## [What to produce]
Only lines with the string "content" matter here; gather them from the material below.

..............................

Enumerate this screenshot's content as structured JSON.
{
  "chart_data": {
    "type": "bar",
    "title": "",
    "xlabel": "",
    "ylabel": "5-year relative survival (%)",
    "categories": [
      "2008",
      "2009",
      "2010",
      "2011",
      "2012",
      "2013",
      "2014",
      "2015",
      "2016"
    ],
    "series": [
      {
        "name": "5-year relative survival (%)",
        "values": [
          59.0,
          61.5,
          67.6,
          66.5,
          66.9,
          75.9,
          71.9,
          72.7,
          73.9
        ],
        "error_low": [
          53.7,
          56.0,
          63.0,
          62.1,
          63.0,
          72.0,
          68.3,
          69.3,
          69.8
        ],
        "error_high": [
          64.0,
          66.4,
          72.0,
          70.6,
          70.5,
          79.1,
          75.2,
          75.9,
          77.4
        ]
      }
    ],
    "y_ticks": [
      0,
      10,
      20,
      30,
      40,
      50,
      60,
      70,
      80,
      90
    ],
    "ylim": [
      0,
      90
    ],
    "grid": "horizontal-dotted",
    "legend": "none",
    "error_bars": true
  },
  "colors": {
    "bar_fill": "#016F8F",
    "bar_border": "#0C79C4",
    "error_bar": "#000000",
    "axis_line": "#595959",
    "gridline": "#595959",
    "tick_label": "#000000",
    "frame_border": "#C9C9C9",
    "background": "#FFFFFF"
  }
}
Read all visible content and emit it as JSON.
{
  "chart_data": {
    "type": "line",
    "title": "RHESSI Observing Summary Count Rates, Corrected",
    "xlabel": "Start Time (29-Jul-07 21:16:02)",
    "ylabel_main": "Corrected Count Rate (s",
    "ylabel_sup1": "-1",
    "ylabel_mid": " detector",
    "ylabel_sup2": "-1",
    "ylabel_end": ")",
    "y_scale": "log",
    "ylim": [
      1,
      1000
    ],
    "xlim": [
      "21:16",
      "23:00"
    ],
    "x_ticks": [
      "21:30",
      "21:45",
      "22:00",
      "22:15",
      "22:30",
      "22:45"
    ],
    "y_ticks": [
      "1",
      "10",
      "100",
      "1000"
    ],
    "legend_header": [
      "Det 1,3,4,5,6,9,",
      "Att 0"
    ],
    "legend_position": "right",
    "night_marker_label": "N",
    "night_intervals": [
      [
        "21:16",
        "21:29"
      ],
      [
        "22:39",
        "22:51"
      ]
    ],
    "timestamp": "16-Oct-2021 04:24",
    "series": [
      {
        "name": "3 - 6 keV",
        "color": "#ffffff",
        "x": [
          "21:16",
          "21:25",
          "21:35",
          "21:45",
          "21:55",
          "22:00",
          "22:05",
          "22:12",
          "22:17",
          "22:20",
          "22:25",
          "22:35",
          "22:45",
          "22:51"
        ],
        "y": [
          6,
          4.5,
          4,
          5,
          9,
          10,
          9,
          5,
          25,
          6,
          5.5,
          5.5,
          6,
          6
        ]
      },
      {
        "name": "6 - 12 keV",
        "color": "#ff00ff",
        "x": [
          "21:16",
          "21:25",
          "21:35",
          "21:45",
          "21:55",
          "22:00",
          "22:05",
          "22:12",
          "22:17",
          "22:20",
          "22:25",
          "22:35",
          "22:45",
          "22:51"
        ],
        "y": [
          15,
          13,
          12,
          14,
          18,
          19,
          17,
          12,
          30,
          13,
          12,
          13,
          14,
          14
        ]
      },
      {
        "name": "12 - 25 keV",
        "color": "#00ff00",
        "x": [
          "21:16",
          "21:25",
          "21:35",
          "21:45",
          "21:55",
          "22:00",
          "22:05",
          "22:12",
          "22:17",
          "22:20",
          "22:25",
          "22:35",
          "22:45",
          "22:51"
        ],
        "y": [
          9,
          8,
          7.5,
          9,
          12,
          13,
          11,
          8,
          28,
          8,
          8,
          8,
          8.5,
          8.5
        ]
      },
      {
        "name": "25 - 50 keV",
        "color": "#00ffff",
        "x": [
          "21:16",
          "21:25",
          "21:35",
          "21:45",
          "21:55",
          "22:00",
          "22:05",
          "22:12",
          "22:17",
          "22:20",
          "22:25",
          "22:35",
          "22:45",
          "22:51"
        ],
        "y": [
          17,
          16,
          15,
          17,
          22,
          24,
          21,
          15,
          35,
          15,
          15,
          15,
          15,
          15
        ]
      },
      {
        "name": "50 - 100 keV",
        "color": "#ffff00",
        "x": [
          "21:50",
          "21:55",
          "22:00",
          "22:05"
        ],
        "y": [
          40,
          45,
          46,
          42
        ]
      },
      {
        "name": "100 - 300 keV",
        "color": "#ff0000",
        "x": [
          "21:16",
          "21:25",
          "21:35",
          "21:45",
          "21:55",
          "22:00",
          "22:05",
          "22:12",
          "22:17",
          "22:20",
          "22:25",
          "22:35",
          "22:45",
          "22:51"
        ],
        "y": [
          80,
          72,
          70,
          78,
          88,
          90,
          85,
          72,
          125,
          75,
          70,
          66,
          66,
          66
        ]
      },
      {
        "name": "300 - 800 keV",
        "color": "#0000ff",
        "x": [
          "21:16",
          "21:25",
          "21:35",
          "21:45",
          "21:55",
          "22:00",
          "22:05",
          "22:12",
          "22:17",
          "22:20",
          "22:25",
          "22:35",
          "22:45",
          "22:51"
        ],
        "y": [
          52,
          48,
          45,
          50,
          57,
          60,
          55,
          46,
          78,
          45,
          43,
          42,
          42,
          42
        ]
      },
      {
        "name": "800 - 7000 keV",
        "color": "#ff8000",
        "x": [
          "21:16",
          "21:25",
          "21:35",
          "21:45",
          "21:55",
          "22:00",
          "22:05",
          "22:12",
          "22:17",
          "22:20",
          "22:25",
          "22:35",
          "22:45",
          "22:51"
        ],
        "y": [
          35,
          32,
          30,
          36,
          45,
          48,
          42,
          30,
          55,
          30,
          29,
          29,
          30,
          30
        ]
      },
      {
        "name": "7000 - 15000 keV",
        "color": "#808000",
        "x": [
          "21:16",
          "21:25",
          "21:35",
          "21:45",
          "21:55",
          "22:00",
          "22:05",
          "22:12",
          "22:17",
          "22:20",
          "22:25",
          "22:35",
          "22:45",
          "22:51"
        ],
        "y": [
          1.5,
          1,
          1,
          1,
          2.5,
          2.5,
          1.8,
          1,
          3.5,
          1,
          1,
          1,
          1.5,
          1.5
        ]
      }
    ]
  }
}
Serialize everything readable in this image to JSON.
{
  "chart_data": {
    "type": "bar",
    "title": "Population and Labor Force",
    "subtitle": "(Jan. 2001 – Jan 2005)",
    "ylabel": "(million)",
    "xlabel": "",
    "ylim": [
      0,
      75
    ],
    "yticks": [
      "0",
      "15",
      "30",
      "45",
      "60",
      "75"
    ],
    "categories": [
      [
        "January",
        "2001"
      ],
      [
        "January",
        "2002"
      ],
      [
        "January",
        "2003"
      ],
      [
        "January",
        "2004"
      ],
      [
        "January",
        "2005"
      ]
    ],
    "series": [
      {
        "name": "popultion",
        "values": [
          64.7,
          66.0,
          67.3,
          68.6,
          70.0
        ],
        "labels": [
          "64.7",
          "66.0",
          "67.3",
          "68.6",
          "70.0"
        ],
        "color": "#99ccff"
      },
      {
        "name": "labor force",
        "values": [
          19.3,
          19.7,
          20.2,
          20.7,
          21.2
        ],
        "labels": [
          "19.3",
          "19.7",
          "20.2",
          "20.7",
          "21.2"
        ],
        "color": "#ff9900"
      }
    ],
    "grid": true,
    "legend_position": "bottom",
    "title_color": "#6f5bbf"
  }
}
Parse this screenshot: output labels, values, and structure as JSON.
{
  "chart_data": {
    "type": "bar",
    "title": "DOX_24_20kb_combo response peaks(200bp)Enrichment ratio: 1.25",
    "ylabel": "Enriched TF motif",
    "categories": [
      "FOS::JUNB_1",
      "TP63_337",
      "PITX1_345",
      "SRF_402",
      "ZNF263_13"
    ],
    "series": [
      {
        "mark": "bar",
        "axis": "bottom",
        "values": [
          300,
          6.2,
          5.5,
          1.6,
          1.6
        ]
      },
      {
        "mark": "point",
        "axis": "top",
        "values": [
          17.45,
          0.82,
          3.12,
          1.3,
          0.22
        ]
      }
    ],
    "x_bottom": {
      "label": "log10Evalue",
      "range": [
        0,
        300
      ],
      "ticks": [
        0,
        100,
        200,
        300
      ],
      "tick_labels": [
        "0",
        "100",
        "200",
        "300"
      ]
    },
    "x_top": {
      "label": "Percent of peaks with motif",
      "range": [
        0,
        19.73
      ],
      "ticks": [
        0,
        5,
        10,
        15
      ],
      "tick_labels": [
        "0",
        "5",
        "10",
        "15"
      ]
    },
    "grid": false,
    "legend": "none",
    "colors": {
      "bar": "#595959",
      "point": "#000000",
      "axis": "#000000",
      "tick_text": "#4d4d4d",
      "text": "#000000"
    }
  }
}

..............................

## [In response]
Enumerate this screenshot's content as structured JSON.
Read all visible content and emit it as JSON.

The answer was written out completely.